• What you will do: Word for word, repeat the entries, minus the pictures.

* BEGIN *

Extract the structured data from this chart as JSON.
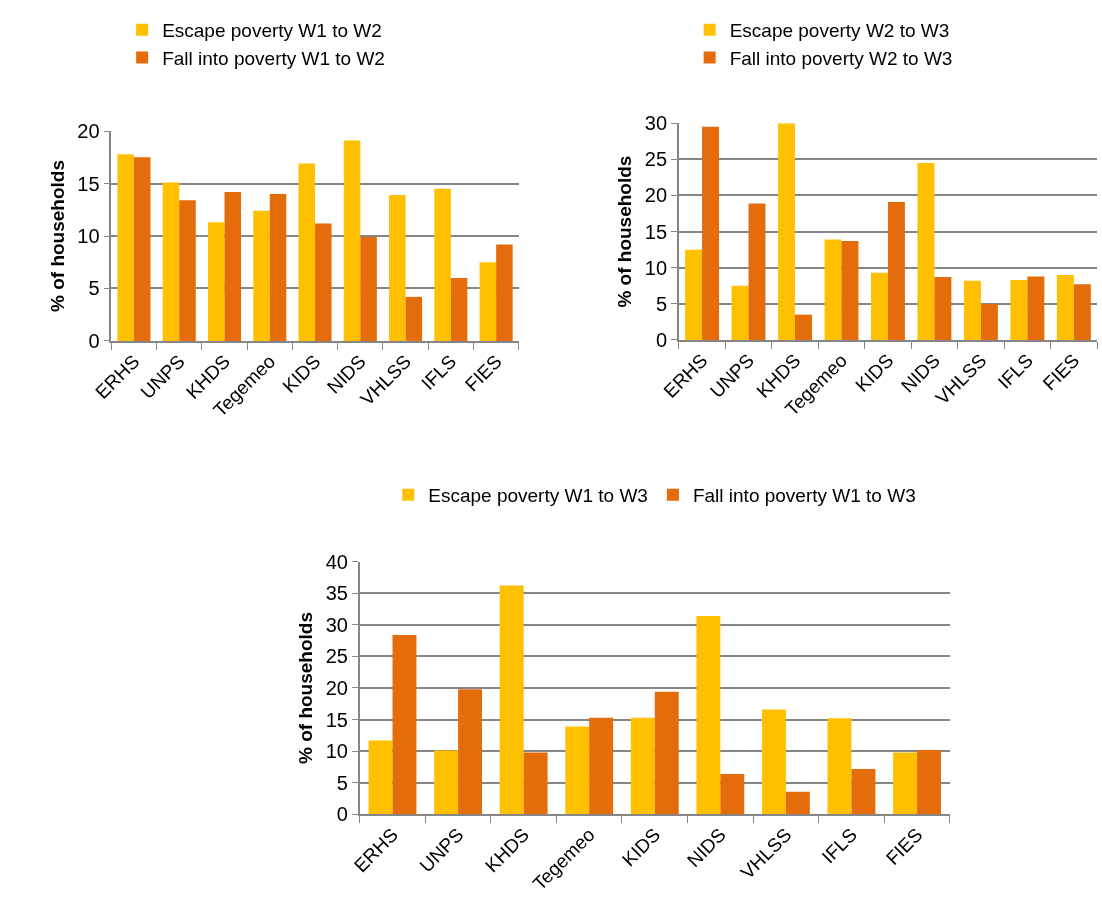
{
  "chart_data": [
    {
      "type": "bar",
      "ylabel": "% of households",
      "categories": [
        "ERHS",
        "UNPS",
        "KHDS",
        "Tegemeo",
        "KIDS",
        "NIDS",
        "VHLSS",
        "IFLS",
        "FIES"
      ],
      "ylim": [
        0,
        20
      ],
      "yticks": [
        0,
        5,
        10,
        15,
        20
      ],
      "grid": "y",
      "legend": "top left",
      "series": [
        {
          "name": "Escape poverty W1 to W2",
          "color": "#ffc000",
          "values": [
            17.8,
            15.1,
            11.3,
            12.4,
            16.9,
            19.1,
            13.9,
            14.5,
            7.5
          ]
        },
        {
          "name": "Fall into poverty W1 to W2",
          "color": "#e46c0a",
          "values": [
            17.5,
            13.4,
            14.2,
            14.0,
            11.2,
            9.9,
            4.2,
            6.0,
            9.2
          ]
        }
      ]
    },
    {
      "type": "bar",
      "ylabel": "% of households",
      "categories": [
        "ERHS",
        "UNPS",
        "KHDS",
        "Tegemeo",
        "KIDS",
        "NIDS",
        "VHLSS",
        "IFLS",
        "FIES"
      ],
      "ylim": [
        0,
        30
      ],
      "yticks": [
        0,
        5,
        10,
        15,
        20,
        25,
        30
      ],
      "grid": "y",
      "legend": "top left",
      "series": [
        {
          "name": "Escape poverty W2 to W3",
          "color": "#ffc000",
          "values": [
            12.5,
            7.5,
            30,
            13.9,
            9.3,
            24.5,
            8.2,
            8.3,
            9.0
          ]
        },
        {
          "name": "Fall into poverty W2 to W3",
          "color": "#e46c0a",
          "values": [
            29.5,
            18.9,
            3.5,
            13.7,
            19.1,
            8.7,
            5.0,
            8.8,
            7.7
          ]
        }
      ]
    },
    {
      "type": "bar",
      "ylabel": "% of households",
      "categories": [
        "ERHS",
        "UNPS",
        "KHDS",
        "Tegemeo",
        "KIDS",
        "NIDS",
        "VHLSS",
        "IFLS",
        "FIES"
      ],
      "ylim": [
        0,
        40
      ],
      "yticks": [
        0,
        5,
        10,
        15,
        20,
        25,
        30,
        35,
        40
      ],
      "grid": "y",
      "legend": "top",
      "series": [
        {
          "name": "Escape poverty W1 to W3",
          "color": "#ffc000",
          "values": [
            11.7,
            10.1,
            36.2,
            13.9,
            15.3,
            31.4,
            16.6,
            15.2,
            9.8
          ]
        },
        {
          "name": "Fall into poverty W1 to W3",
          "color": "#e46c0a",
          "values": [
            28.4,
            19.8,
            9.8,
            15.3,
            19.4,
            6.4,
            3.6,
            7.2,
            10.2
          ]
        }
      ]
    }
  ]
}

* END *

• Solution to this task:
Extract the structured data from this chart as JSON.
{
  "chart_data": [
    {
      "type": "bar",
      "ylabel": "% of households",
      "categories": [
        "ERHS",
        "UNPS",
        "KHDS",
        "Tegemeo",
        "KIDS",
        "NIDS",
        "VHLSS",
        "IFLS",
        "FIES"
      ],
      "ylim": [
        0,
        20
      ],
      "yticks": [
        0,
        5,
        10,
        15,
        20
      ],
      "grid": "y",
      "legend": "top left",
      "series": [
        {
          "name": "Escape poverty W1 to W2",
          "color": "#ffc000",
          "values": [
            17.8,
            15.1,
            11.3,
            12.4,
            16.9,
            19.1,
            13.9,
            14.5,
            7.5
          ]
        },
        {
          "name": "Fall into poverty W1 to W2",
          "color": "#e46c0a",
          "values": [
            17.5,
            13.4,
            14.2,
            14.0,
            11.2,
            9.9,
            4.2,
            6.0,
            9.2
          ]
        }
      ]
    },
    {
      "type": "bar",
      "ylabel": "% of households",
      "categories": [
        "ERHS",
        "UNPS",
        "KHDS",
        "Tegemeo",
        "KIDS",
        "NIDS",
        "VHLSS",
        "IFLS",
        "FIES"
      ],
      "ylim": [
        0,
        30
      ],
      "yticks": [
        0,
        5,
        10,
        15,
        20,
        25,
        30
      ],
      "grid": "y",
      "legend": "top left",
      "series": [
        {
          "name": "Escape poverty W2 to W3",
          "color": "#ffc000",
          "values": [
            12.5,
            7.5,
            30,
            13.9,
            9.3,
            24.5,
            8.2,
            8.3,
            9.0
          ]
        },
        {
          "name": "Fall into poverty W2 to W3",
          "color": "#e46c0a",
          "values": [
            29.5,
            18.9,
            3.5,
            13.7,
            19.1,
            8.7,
            5.0,
            8.8,
            7.7
          ]
        }
      ]
    },
    {
      "type": "bar",
      "ylabel": "% of households",
      "categories": [
        "ERHS",
        "UNPS",
        "KHDS",
        "Tegemeo",
        "KIDS",
        "NIDS",
        "VHLSS",
        "IFLS",
        "FIES"
      ],
      "ylim": [
        0,
        40
      ],
      "yticks": [
        0,
        5,
        10,
        15,
        20,
        25,
        30,
        35,
        40
      ],
      "grid": "y",
      "legend": "top",
      "series": [
        {
          "name": "Escape poverty W1 to W3",
          "color": "#ffc000",
          "values": [
            11.7,
            10.1,
            36.2,
            13.9,
            15.3,
            31.4,
            16.6,
            15.2,
            9.8
          ]
        },
        {
          "name": "Fall into poverty W1 to W3",
          "color": "#e46c0a",
          "values": [
            28.4,
            19.8,
            9.8,
            15.3,
            19.4,
            6.4,
            3.6,
            7.2,
            10.2
          ]
        }
      ]
    }
  ]
}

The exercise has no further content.